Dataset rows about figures
## Begin

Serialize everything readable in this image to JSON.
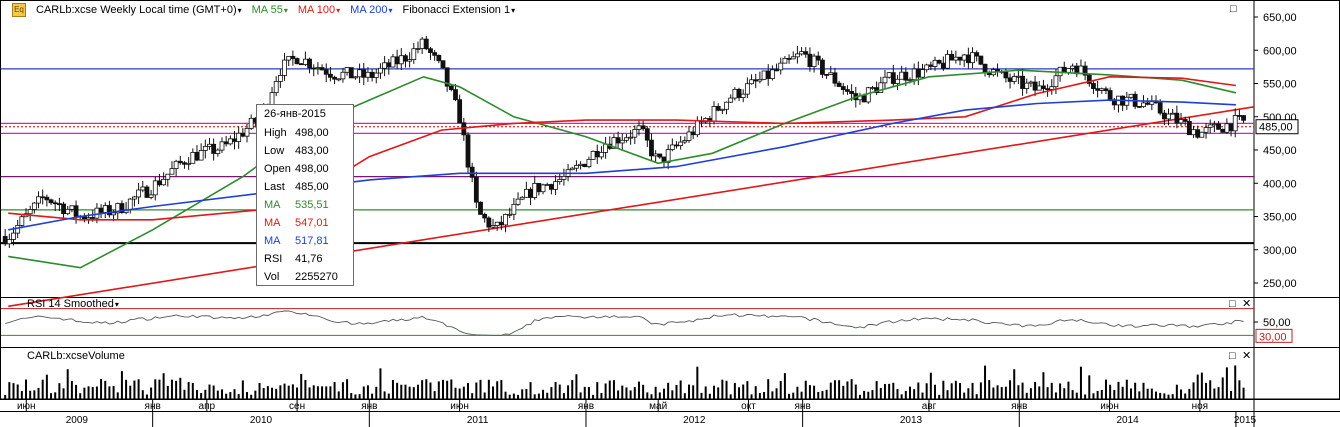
{
  "header": {
    "symbol_label": "CARLb:xcse Weekly Local time (GMT+0)",
    "ma_labels": [
      "MA 55",
      "MA 100",
      "MA 200"
    ],
    "fib_label": "Fibonacci Extension 1",
    "caret": "▾"
  },
  "colors": {
    "up": "#1a1a1a",
    "ma55": "#2e8b2e",
    "ma100": "#e01818",
    "ma200": "#1f3fd6",
    "hline_blue": "#2a3cc6",
    "hline_magenta": "#d21fd2",
    "hline_purple": "#7a1670",
    "hline_green": "#2a8f2a",
    "hline_black": "#000000",
    "trend": "#e01818",
    "last_price_dash": "#c80000"
  },
  "tooltip": {
    "date": "26-янв-2015",
    "rows": [
      {
        "k": "High",
        "v": "498,00",
        "color": "#000000"
      },
      {
        "k": "Low",
        "v": "483,00",
        "color": "#000000"
      },
      {
        "k": "Open",
        "v": "498,00",
        "color": "#000000"
      },
      {
        "k": "Last",
        "v": "485,00",
        "color": "#000000"
      },
      {
        "k": "MA",
        "v": "535,51",
        "color": "#2e8b2e"
      },
      {
        "k": "MA",
        "v": "547,01",
        "color": "#e01818"
      },
      {
        "k": "MA",
        "v": "517,81",
        "color": "#1f3fd6"
      },
      {
        "k": "RSI",
        "v": "41,76",
        "color": "#000000"
      },
      {
        "k": "Vol",
        "v": "2255270",
        "color": "#000000"
      }
    ]
  },
  "rsi_panel": {
    "label": "RSI 14 Smoothed",
    "level_labels": [
      "50,00",
      "30,00"
    ]
  },
  "volume_panel": {
    "label": "CARLb:xcseVolume"
  },
  "controls": {
    "minimize": "□",
    "close": "✕"
  },
  "chart_data": {
    "type": "candlestick",
    "title": "CARLb:xcse Weekly Local time (GMT+0)",
    "price_axis": {
      "ticks": [
        "650,00",
        "600,00",
        "550,00",
        "500,00",
        "450,00",
        "400,00",
        "350,00",
        "300,00",
        "250,00"
      ],
      "range": [
        215,
        665
      ]
    },
    "last_price": {
      "value": 485,
      "label": "485,00"
    },
    "month_labels": [
      "июн",
      "янв",
      "апр",
      "сен",
      "янв",
      "июн",
      "янв",
      "май",
      "окт",
      "янв",
      "авг",
      "янв",
      "июн",
      "ноя"
    ],
    "year_labels": [
      "2009",
      "2010",
      "2011",
      "2012",
      "2013",
      "2014",
      "2015"
    ],
    "horizontal_levels": [
      572,
      490,
      475,
      410,
      360,
      310
    ],
    "trendline": {
      "from": [
        "2009-05",
        "215"
      ],
      "to": [
        "2015-02",
        "515"
      ]
    },
    "price_path": [
      [
        "2009-05",
        320
      ],
      [
        "2009-07",
        380
      ],
      [
        "2009-09",
        350
      ],
      [
        "2009-11",
        360
      ],
      [
        "2010-01",
        395
      ],
      [
        "2010-03",
        440
      ],
      [
        "2010-05",
        455
      ],
      [
        "2010-07",
        500
      ],
      [
        "2010-08",
        570
      ],
      [
        "2010-09",
        590
      ],
      [
        "2010-11",
        565
      ],
      [
        "2011-01",
        560
      ],
      [
        "2011-03",
        590
      ],
      [
        "2011-04",
        610
      ],
      [
        "2011-05",
        570
      ],
      [
        "2011-06",
        500
      ],
      [
        "2011-07",
        355
      ],
      [
        "2011-08",
        330
      ],
      [
        "2011-10",
        390
      ],
      [
        "2011-12",
        410
      ],
      [
        "2012-02",
        460
      ],
      [
        "2012-04",
        480
      ],
      [
        "2012-05",
        430
      ],
      [
        "2012-07",
        480
      ],
      [
        "2012-09",
        530
      ],
      [
        "2012-11",
        560
      ],
      [
        "2013-01",
        595
      ],
      [
        "2013-03",
        550
      ],
      [
        "2013-04",
        525
      ],
      [
        "2013-06",
        560
      ],
      [
        "2013-08",
        570
      ],
      [
        "2013-10",
        595
      ],
      [
        "2013-12",
        560
      ],
      [
        "2014-02",
        540
      ],
      [
        "2014-04",
        580
      ],
      [
        "2014-06",
        530
      ],
      [
        "2014-08",
        520
      ],
      [
        "2014-10",
        490
      ],
      [
        "2014-11",
        475
      ],
      [
        "2015-01",
        492
      ]
    ],
    "ma55": [
      [
        "2009-05",
        290
      ],
      [
        "2009-09",
        273
      ],
      [
        "2010-01",
        330
      ],
      [
        "2010-06",
        410
      ],
      [
        "2010-10",
        490
      ],
      [
        "2011-01",
        525
      ],
      [
        "2011-04",
        560
      ],
      [
        "2011-06",
        545
      ],
      [
        "2011-09",
        500
      ],
      [
        "2012-01",
        470
      ],
      [
        "2012-05",
        430
      ],
      [
        "2012-08",
        445
      ],
      [
        "2012-12",
        490
      ],
      [
        "2013-04",
        530
      ],
      [
        "2013-08",
        560
      ],
      [
        "2014-01",
        570
      ],
      [
        "2014-06",
        563
      ],
      [
        "2014-10",
        555
      ],
      [
        "2015-01",
        536
      ]
    ],
    "ma100": [
      [
        "2009-05",
        355
      ],
      [
        "2009-09",
        345
      ],
      [
        "2010-01",
        345
      ],
      [
        "2010-07",
        360
      ],
      [
        "2010-10",
        390
      ],
      [
        "2011-01",
        440
      ],
      [
        "2011-05",
        480
      ],
      [
        "2011-09",
        490
      ],
      [
        "2012-01",
        495
      ],
      [
        "2012-06",
        495
      ],
      [
        "2012-12",
        490
      ],
      [
        "2013-06",
        495
      ],
      [
        "2013-10",
        500
      ],
      [
        "2014-02",
        535
      ],
      [
        "2014-06",
        560
      ],
      [
        "2014-10",
        558
      ],
      [
        "2015-01",
        547
      ]
    ],
    "ma200": [
      [
        "2009-05",
        330
      ],
      [
        "2009-09",
        350
      ],
      [
        "2010-01",
        365
      ],
      [
        "2010-07",
        385
      ],
      [
        "2010-10",
        395
      ],
      [
        "2011-01",
        405
      ],
      [
        "2011-06",
        415
      ],
      [
        "2011-09",
        415
      ],
      [
        "2012-01",
        415
      ],
      [
        "2012-06",
        425
      ],
      [
        "2012-12",
        455
      ],
      [
        "2013-06",
        490
      ],
      [
        "2013-10",
        510
      ],
      [
        "2014-02",
        520
      ],
      [
        "2014-06",
        525
      ],
      [
        "2014-10",
        522
      ],
      [
        "2015-01",
        518
      ]
    ],
    "rsi": {
      "levels": [
        70,
        50,
        30
      ],
      "range": [
        20,
        80
      ]
    },
    "volume": {
      "note": "weekly volume bars"
    }
  }
}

## End

Given problem: Do not copy the pictures, but repeat every line exactly.

Exercise solution:
Serialize everything readable in this image to JSON.
{
  "header": {
    "symbol_label": "CARLb:xcse Weekly Local time (GMT+0)",
    "ma_labels": [
      "MA 55",
      "MA 100",
      "MA 200"
    ],
    "fib_label": "Fibonacci Extension 1",
    "caret": "▾"
  },
  "colors": {
    "up": "#1a1a1a",
    "ma55": "#2e8b2e",
    "ma100": "#e01818",
    "ma200": "#1f3fd6",
    "hline_blue": "#2a3cc6",
    "hline_magenta": "#d21fd2",
    "hline_purple": "#7a1670",
    "hline_green": "#2a8f2a",
    "hline_black": "#000000",
    "trend": "#e01818",
    "last_price_dash": "#c80000"
  },
  "tooltip": {
    "date": "26-янв-2015",
    "rows": [
      {
        "k": "High",
        "v": "498,00",
        "color": "#000000"
      },
      {
        "k": "Low",
        "v": "483,00",
        "color": "#000000"
      },
      {
        "k": "Open",
        "v": "498,00",
        "color": "#000000"
      },
      {
        "k": "Last",
        "v": "485,00",
        "color": "#000000"
      },
      {
        "k": "MA",
        "v": "535,51",
        "color": "#2e8b2e"
      },
      {
        "k": "MA",
        "v": "547,01",
        "color": "#e01818"
      },
      {
        "k": "MA",
        "v": "517,81",
        "color": "#1f3fd6"
      },
      {
        "k": "RSI",
        "v": "41,76",
        "color": "#000000"
      },
      {
        "k": "Vol",
        "v": "2255270",
        "color": "#000000"
      }
    ]
  },
  "rsi_panel": {
    "label": "RSI 14 Smoothed",
    "level_labels": [
      "50,00",
      "30,00"
    ]
  },
  "volume_panel": {
    "label": "CARLb:xcseVolume"
  },
  "controls": {
    "minimize": "□",
    "close": "✕"
  },
  "chart_data": {
    "type": "candlestick",
    "title": "CARLb:xcse Weekly Local time (GMT+0)",
    "price_axis": {
      "ticks": [
        "650,00",
        "600,00",
        "550,00",
        "500,00",
        "450,00",
        "400,00",
        "350,00",
        "300,00",
        "250,00"
      ],
      "range": [
        215,
        665
      ]
    },
    "last_price": {
      "value": 485,
      "label": "485,00"
    },
    "month_labels": [
      "июн",
      "янв",
      "апр",
      "сен",
      "янв",
      "июн",
      "янв",
      "май",
      "окт",
      "янв",
      "авг",
      "янв",
      "июн",
      "ноя"
    ],
    "year_labels": [
      "2009",
      "2010",
      "2011",
      "2012",
      "2013",
      "2014",
      "2015"
    ],
    "horizontal_levels": [
      572,
      490,
      475,
      410,
      360,
      310
    ],
    "trendline": {
      "from": [
        "2009-05",
        "215"
      ],
      "to": [
        "2015-02",
        "515"
      ]
    },
    "price_path": [
      [
        "2009-05",
        320
      ],
      [
        "2009-07",
        380
      ],
      [
        "2009-09",
        350
      ],
      [
        "2009-11",
        360
      ],
      [
        "2010-01",
        395
      ],
      [
        "2010-03",
        440
      ],
      [
        "2010-05",
        455
      ],
      [
        "2010-07",
        500
      ],
      [
        "2010-08",
        570
      ],
      [
        "2010-09",
        590
      ],
      [
        "2010-11",
        565
      ],
      [
        "2011-01",
        560
      ],
      [
        "2011-03",
        590
      ],
      [
        "2011-04",
        610
      ],
      [
        "2011-05",
        570
      ],
      [
        "2011-06",
        500
      ],
      [
        "2011-07",
        355
      ],
      [
        "2011-08",
        330
      ],
      [
        "2011-10",
        390
      ],
      [
        "2011-12",
        410
      ],
      [
        "2012-02",
        460
      ],
      [
        "2012-04",
        480
      ],
      [
        "2012-05",
        430
      ],
      [
        "2012-07",
        480
      ],
      [
        "2012-09",
        530
      ],
      [
        "2012-11",
        560
      ],
      [
        "2013-01",
        595
      ],
      [
        "2013-03",
        550
      ],
      [
        "2013-04",
        525
      ],
      [
        "2013-06",
        560
      ],
      [
        "2013-08",
        570
      ],
      [
        "2013-10",
        595
      ],
      [
        "2013-12",
        560
      ],
      [
        "2014-02",
        540
      ],
      [
        "2014-04",
        580
      ],
      [
        "2014-06",
        530
      ],
      [
        "2014-08",
        520
      ],
      [
        "2014-10",
        490
      ],
      [
        "2014-11",
        475
      ],
      [
        "2015-01",
        492
      ]
    ],
    "ma55": [
      [
        "2009-05",
        290
      ],
      [
        "2009-09",
        273
      ],
      [
        "2010-01",
        330
      ],
      [
        "2010-06",
        410
      ],
      [
        "2010-10",
        490
      ],
      [
        "2011-01",
        525
      ],
      [
        "2011-04",
        560
      ],
      [
        "2011-06",
        545
      ],
      [
        "2011-09",
        500
      ],
      [
        "2012-01",
        470
      ],
      [
        "2012-05",
        430
      ],
      [
        "2012-08",
        445
      ],
      [
        "2012-12",
        490
      ],
      [
        "2013-04",
        530
      ],
      [
        "2013-08",
        560
      ],
      [
        "2014-01",
        570
      ],
      [
        "2014-06",
        563
      ],
      [
        "2014-10",
        555
      ],
      [
        "2015-01",
        536
      ]
    ],
    "ma100": [
      [
        "2009-05",
        355
      ],
      [
        "2009-09",
        345
      ],
      [
        "2010-01",
        345
      ],
      [
        "2010-07",
        360
      ],
      [
        "2010-10",
        390
      ],
      [
        "2011-01",
        440
      ],
      [
        "2011-05",
        480
      ],
      [
        "2011-09",
        490
      ],
      [
        "2012-01",
        495
      ],
      [
        "2012-06",
        495
      ],
      [
        "2012-12",
        490
      ],
      [
        "2013-06",
        495
      ],
      [
        "2013-10",
        500
      ],
      [
        "2014-02",
        535
      ],
      [
        "2014-06",
        560
      ],
      [
        "2014-10",
        558
      ],
      [
        "2015-01",
        547
      ]
    ],
    "ma200": [
      [
        "2009-05",
        330
      ],
      [
        "2009-09",
        350
      ],
      [
        "2010-01",
        365
      ],
      [
        "2010-07",
        385
      ],
      [
        "2010-10",
        395
      ],
      [
        "2011-01",
        405
      ],
      [
        "2011-06",
        415
      ],
      [
        "2011-09",
        415
      ],
      [
        "2012-01",
        415
      ],
      [
        "2012-06",
        425
      ],
      [
        "2012-12",
        455
      ],
      [
        "2013-06",
        490
      ],
      [
        "2013-10",
        510
      ],
      [
        "2014-02",
        520
      ],
      [
        "2014-06",
        525
      ],
      [
        "2014-10",
        522
      ],
      [
        "2015-01",
        518
      ]
    ],
    "rsi": {
      "levels": [
        70,
        50,
        30
      ],
      "range": [
        20,
        80
      ]
    },
    "volume": {
      "note": "weekly volume bars"
    }
  }
}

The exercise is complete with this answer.